羽鳥操の日々あれこれ

「からだはいちばん身近な自然」ほんとうにそうなの?自然さと文化のはざ間で何が起こっているのか、語り合ってみたい。

本の共同墓地

2009年04月01日 18時51分12秒 | Weblog
 過日、大手の出版社から、文庫化の話を打診された。
 結論を書くと、聴く耳を持たない現在の出版社の強い抵抗にあって、それは実現しない。

 素人としては文庫化になればより多くの読者の手元に届き、野口体操の他の本へのよい影響も少なからずあるのではないか、と当初は思えた。
 しかし、出版社の話を聞いてみると、話はそう簡単なことではなさそうだった。
 
 まず第一に、書店では文庫本や新書本ばかりで売り上げが伸びず、経営が思うに任せない状況に陥っているという。
 確かにJRお茶ノ水駅に隣接している丸善の売り場を覗いてみると、以前に比べてハードカバーの本は少なくなって、各種雑誌と文庫や新書ばかりが目立っている。
 後は売れ筋モノだけが申し訳程度おいてある。
 これじゃ高い家賃が出ないんじゃないか、と思うくらいの品揃えである。
 低価格の本ばかりを売っているようではやっていけない、という悲鳴が聞こえてくるということも頷ける。

 第二に、文庫や新書でも売れないものは売れない、と言う状況で在庫を抱えて困っているらしい。兎にも角にも倉庫代はバカにならない。
 そのうえに在庫は資産に入るから、税金がかかってくる。それを持ちこたえるには出版社側も体力がいる。
 あげく切断される運命が待っている。
 
 第三に、親本が売れなくなって結局は、本が絶版状態に陥る、とおっしゃる。
 文庫本は‘本の墓場’なのだそうだ。

 そこまで言われると、返す言葉が見つからない。
 同じ文庫と言っても、かつての‘岩波文庫’のイメージで、乱立する文庫を考えてはいけないのだ。

 出版は厳しい状況にある。
 いちばん悲しいのは、廃棄される本の末路だ。

 昨日のブログに書いた、グーグルが行っていることは、数年もまたずに結果が出るだろう。
 文庫化することとは桁外れに多くの人の目に触れることになる本の運命は如何に?
 しかし、ここには在庫の山はない。

★ ★ ★ ★ ★

[記述課題 1] 記録のうち、「more-vert-icon[interactable] — [722, 34, 732, 52]」を含む行から「instruction-text-end: untuk mengaktifkan」を含む行までについて、「Salam Sejahtera」を「Selamat Datang」に置き換えて更新してください。それ以外の箇所はすべてそのまま残し、該当する行のみを示してください。
[記述課題 2] 文庫化と出版事情をめぐるブログ記事を、最後の文の後から書き継いでください。

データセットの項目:
★ ★ ★ ★ ★

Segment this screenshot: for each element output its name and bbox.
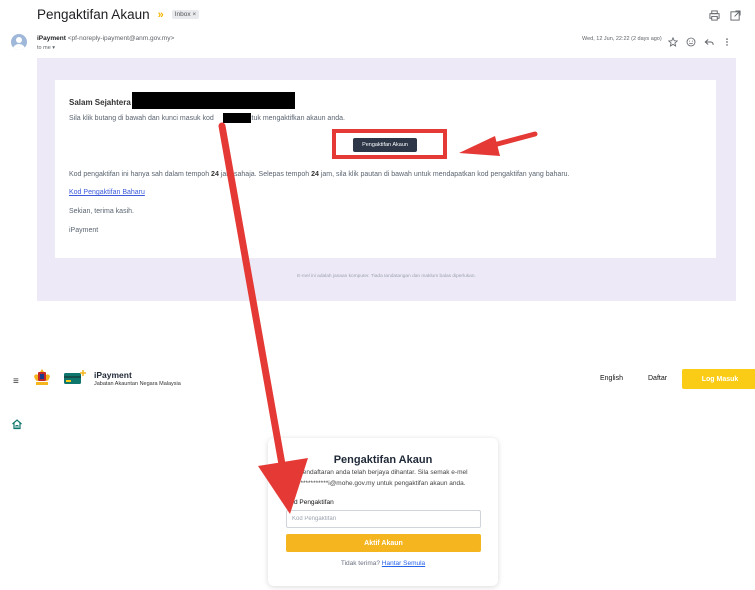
more-vert-icon[interactable] — [722, 34, 732, 52]
print-icon[interactable] — [709, 8, 720, 26]
ipayment-card-logo — [64, 370, 86, 384]
site-brand-title[interactable]: iPayment — [94, 370, 132, 380]
email-footer-note: E-mel ini adalah janaan komputer. Tiada … — [297, 274, 476, 279]
sender-avatar[interactable] — [11, 34, 27, 50]
instruction-text-start: Sila klik butang di bawah dan kunci masu… — [69, 115, 214, 122]
inbox-label-chip[interactable]: Inbox × — [171, 10, 200, 19]
email-subject: Pengaktifan Akaun — [37, 7, 150, 22]
open-in-new-icon[interactable] — [730, 8, 741, 26]
email-content-card: Salam Sejahtera Sila klik butang di bawa… — [55, 80, 716, 258]
email-greeting: Salam Sejahtera — [69, 98, 131, 107]
instruction-text-end: untuk mengaktifkan akaun anda. — [243, 115, 345, 122]
email-validity-note: Kod pengaktifan ini hanya sah dalam temp… — [69, 171, 570, 178]
register-link[interactable]: Daftar — [648, 375, 667, 382]
activation-code-label: Kod Pengaktifan — [286, 499, 334, 506]
activation-title: Pengaktifan Akaun — [333, 454, 433, 466]
star-icon[interactable] — [667, 34, 679, 52]
email-instruction: Sila klik butang di bawah dan kunci masu… — [69, 115, 345, 122]
sender-line: iPayment <pf-noreply-ipayment@anm.gov.my… — [37, 35, 174, 42]
message-date: Wed, 12 Jun, 22:22 (2 days ago) — [582, 36, 662, 42]
message-actions — [667, 34, 732, 52]
activation-message-line1: Pendaftaran anda telah berjaya dihantar.… — [298, 469, 468, 476]
redaction-bar — [132, 92, 295, 109]
recipient-dropdown[interactable]: to me ▾ — [37, 45, 55, 51]
sender-name[interactable]: iPayment — [37, 35, 66, 42]
login-button[interactable]: Log Masuk — [682, 369, 755, 389]
emoji-icon[interactable] — [686, 34, 696, 52]
redaction-bar-code — [223, 113, 251, 123]
activation-code-input[interactable] — [286, 510, 481, 528]
annotation-highlight-box — [332, 129, 447, 159]
account-activation-card: Pengaktifan Akaun Pendaftaran anda telah… — [268, 438, 498, 586]
email-subject-row: Pengaktifan Akaun » Inbox × — [37, 7, 200, 22]
email-thanks: Sekian, terima kasih. — [69, 208, 134, 215]
malaysia-crest-logo — [32, 368, 52, 388]
language-english-link[interactable]: English — [600, 375, 623, 382]
thread-actions — [709, 8, 741, 26]
resend-link[interactable]: Hantar Semula — [382, 560, 425, 567]
sender-email: <pf-noreply-ipayment@anm.gov.my> — [67, 35, 175, 42]
activation-message-line2: ***********i@mohe.gov.my untuk pengaktif… — [300, 480, 466, 487]
resend-row: Tidak terima? Hantar Semula — [268, 560, 498, 567]
hamburger-icon[interactable]: ≡ — [13, 376, 19, 387]
activate-account-button[interactable]: Aktif Akaun — [286, 534, 481, 552]
new-activation-code-link[interactable]: Kod Pengaktifan Baharu — [69, 189, 145, 196]
email-signoff: iPayment — [69, 227, 99, 234]
home-icon[interactable] — [11, 417, 23, 430]
resend-prompt: Tidak terima? — [340, 560, 380, 567]
reply-icon[interactable] — [704, 34, 714, 52]
importance-marker-icon[interactable]: » — [158, 9, 164, 21]
site-brand-subtitle: Jabatan Akauntan Negara Malaysia — [94, 381, 181, 387]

★ ★ ★ ★ ★

[結果 1]
more-vert-icon[interactable] — [722, 34, 732, 52]
print-icon[interactable] — [709, 8, 720, 26]
ipayment-card-logo — [64, 370, 86, 384]
site-brand-title[interactable]: iPayment — [94, 370, 132, 380]
email-footer-note: E-mel ini adalah janaan komputer. Tiada … — [297, 274, 476, 279]
sender-avatar[interactable] — [11, 34, 27, 50]
instruction-text-start: Sila klik butang di bawah dan kunci masu… — [69, 115, 214, 122]
inbox-label-chip[interactable]: Inbox × — [171, 10, 200, 19]
email-subject: Pengaktifan Akaun — [37, 7, 150, 22]
open-in-new-icon[interactable] — [730, 8, 741, 26]
email-content-card: Selamat Datang Sila klik butang di bawa… — [55, 80, 716, 258]
email-greeting: Selamat Datang — [69, 98, 131, 107]
instruction-text-end: untuk mengaktifkan akaun anda. — [243, 115, 345, 122]

[結果 2]
 さて、今や馴らされてしまった便利さの向こう側に、世界の情報がグーグルに集約される恐ろしさはある。危険な言い回しだが‘グーグル帝國’の繁栄が人々の暮らしをどのような方向へと導くのだろう。
 誰にもわからない。わかる人はいるのかもしれないが、そういう人たちは黙して語らないに違いない。
 
 本に限ぎって、出版社側から言わせれば、ネット上で読ませるサービスは、さしあたり‘本の共同墓地’という位置づけになるのだろう、と私は勝手に名付けさせてもらった。
 それでも、万が一にもありえないことだが、ネットに拙著を載せると仮定してみると、おそらく異議申し立てはしない私がいる。
 なぜなら今やっていることは、野口体操のミッションだから。

 そうはいっても立ち止まる気持ちは、時に起こる。
 このまま進んでは危険だ、という黄色信号が点滅するからだ。
<私たちにとって、ものの価値とは一体何か>
 ものとそのものの価格と価値は一致しているのだろうか。
 公益性の高い事業と成りえるのは、果たしてどのような事であり物なのだろう。
 
 話は飛躍するが、なんともはや想定も予想もつかないとてつもなく人智の範囲を超えたバーチャルな世界に呑み込まれる方向に、すでに世界は舵を切ってしまった。
 それでも私たちは歩み続ける。

 果たして、ごく普通の暮らしをしている私でさえ、さまざまなステージにおける黒船を目にして戸惑いを感じている。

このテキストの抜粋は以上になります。